Exercise task
Copy out each line that includes the word "Account".

Input records
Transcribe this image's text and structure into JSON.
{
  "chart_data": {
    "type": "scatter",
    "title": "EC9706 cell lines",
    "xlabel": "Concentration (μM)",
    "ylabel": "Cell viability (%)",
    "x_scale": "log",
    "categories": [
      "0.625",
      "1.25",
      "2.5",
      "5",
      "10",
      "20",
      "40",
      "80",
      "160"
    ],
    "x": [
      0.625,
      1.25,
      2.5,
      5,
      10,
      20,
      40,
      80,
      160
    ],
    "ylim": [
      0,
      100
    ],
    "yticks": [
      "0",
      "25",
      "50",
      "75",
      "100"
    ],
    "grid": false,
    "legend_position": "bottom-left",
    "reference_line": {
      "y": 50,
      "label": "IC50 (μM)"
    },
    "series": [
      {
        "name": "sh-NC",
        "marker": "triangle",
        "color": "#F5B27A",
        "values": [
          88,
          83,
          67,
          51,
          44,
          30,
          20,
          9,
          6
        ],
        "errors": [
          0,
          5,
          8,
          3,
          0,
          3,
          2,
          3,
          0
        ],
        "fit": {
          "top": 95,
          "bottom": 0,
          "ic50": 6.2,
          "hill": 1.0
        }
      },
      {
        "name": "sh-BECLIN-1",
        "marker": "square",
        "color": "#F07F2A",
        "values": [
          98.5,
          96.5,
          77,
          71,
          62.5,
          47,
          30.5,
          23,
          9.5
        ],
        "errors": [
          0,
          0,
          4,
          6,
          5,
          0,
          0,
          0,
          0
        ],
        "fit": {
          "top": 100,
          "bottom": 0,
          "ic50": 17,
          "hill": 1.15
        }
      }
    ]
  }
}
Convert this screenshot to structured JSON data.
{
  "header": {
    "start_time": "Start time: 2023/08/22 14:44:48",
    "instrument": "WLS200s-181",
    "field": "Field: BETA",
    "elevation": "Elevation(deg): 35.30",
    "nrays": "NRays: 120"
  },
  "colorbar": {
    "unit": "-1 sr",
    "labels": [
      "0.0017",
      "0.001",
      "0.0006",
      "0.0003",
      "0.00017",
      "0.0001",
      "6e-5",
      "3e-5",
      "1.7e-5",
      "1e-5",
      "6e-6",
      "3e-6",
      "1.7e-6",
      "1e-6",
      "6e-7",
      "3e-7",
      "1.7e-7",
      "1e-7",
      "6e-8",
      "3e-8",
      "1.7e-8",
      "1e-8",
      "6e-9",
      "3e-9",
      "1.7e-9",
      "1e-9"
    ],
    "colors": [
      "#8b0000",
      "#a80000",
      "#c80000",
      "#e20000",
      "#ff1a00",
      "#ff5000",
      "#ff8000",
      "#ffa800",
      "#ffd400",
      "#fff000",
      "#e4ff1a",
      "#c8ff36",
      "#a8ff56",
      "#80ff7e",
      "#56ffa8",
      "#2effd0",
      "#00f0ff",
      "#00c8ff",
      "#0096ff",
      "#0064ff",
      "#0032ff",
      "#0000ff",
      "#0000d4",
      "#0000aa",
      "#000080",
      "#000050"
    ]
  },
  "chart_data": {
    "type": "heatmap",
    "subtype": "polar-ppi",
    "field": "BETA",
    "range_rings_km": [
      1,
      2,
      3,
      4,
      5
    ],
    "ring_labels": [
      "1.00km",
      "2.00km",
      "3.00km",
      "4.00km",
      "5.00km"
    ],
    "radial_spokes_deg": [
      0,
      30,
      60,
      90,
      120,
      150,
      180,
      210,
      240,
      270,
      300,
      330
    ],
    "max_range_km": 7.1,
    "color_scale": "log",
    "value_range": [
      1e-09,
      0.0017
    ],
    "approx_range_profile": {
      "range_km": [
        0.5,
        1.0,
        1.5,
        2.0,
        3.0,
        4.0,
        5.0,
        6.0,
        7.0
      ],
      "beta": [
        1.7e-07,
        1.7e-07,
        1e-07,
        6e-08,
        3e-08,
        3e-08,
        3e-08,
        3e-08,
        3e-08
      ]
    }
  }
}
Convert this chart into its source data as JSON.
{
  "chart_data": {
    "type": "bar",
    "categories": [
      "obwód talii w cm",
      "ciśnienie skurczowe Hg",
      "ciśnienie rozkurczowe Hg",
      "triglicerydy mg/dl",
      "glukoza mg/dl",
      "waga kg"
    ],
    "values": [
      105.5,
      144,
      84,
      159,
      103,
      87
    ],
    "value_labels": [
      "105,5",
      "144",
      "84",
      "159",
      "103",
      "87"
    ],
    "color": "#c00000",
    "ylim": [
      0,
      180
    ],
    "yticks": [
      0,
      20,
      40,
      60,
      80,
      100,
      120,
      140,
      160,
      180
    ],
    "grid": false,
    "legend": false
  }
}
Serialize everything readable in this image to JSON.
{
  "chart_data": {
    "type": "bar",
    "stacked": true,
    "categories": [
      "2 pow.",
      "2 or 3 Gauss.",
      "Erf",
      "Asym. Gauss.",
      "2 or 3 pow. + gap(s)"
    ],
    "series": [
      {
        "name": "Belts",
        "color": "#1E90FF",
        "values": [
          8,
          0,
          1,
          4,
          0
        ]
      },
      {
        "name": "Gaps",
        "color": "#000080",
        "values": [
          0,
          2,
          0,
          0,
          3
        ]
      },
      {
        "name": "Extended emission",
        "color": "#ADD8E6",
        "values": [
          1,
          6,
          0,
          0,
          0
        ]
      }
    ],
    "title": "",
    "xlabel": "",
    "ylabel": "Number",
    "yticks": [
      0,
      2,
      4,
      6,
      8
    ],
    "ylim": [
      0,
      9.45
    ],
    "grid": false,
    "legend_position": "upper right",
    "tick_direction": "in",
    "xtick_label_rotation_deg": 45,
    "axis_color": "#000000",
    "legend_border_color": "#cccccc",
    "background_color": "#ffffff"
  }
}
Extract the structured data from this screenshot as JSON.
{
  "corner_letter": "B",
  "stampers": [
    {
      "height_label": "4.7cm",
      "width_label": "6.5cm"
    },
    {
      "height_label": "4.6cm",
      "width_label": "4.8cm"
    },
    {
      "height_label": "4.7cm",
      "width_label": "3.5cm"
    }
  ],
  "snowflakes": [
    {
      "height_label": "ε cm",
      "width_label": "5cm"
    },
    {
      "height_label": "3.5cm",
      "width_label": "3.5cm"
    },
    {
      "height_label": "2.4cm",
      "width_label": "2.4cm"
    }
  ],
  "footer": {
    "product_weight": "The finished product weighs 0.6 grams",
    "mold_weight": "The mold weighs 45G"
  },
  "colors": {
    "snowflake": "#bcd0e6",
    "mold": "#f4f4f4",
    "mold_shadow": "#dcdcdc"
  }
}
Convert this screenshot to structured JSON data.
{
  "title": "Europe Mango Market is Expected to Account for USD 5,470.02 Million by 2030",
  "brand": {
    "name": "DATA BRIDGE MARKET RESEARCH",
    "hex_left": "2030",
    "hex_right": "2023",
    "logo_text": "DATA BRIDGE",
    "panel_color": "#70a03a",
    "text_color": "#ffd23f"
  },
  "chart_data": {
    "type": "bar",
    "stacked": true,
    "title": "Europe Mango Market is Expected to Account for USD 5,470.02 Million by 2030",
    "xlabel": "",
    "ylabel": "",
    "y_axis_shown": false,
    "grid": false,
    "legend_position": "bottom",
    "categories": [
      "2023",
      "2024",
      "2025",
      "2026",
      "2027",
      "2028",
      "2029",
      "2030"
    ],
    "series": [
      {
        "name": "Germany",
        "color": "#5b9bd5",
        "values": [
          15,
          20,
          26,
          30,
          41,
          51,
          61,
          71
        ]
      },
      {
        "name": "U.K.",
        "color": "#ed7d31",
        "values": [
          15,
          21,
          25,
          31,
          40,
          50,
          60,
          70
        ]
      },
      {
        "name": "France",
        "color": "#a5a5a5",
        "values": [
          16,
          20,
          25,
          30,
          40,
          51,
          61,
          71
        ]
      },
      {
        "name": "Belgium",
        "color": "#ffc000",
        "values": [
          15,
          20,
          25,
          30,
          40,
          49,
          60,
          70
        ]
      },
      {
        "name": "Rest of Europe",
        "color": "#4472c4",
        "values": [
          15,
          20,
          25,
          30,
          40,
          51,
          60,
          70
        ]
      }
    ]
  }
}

Exercise solution
  "title": "Europe Mango Market is Expected to Account for USD 5,470.02 Million by 2030",
    "title": "Europe Mango Market is Expected to Account for USD 5,470.02 Million by 2030",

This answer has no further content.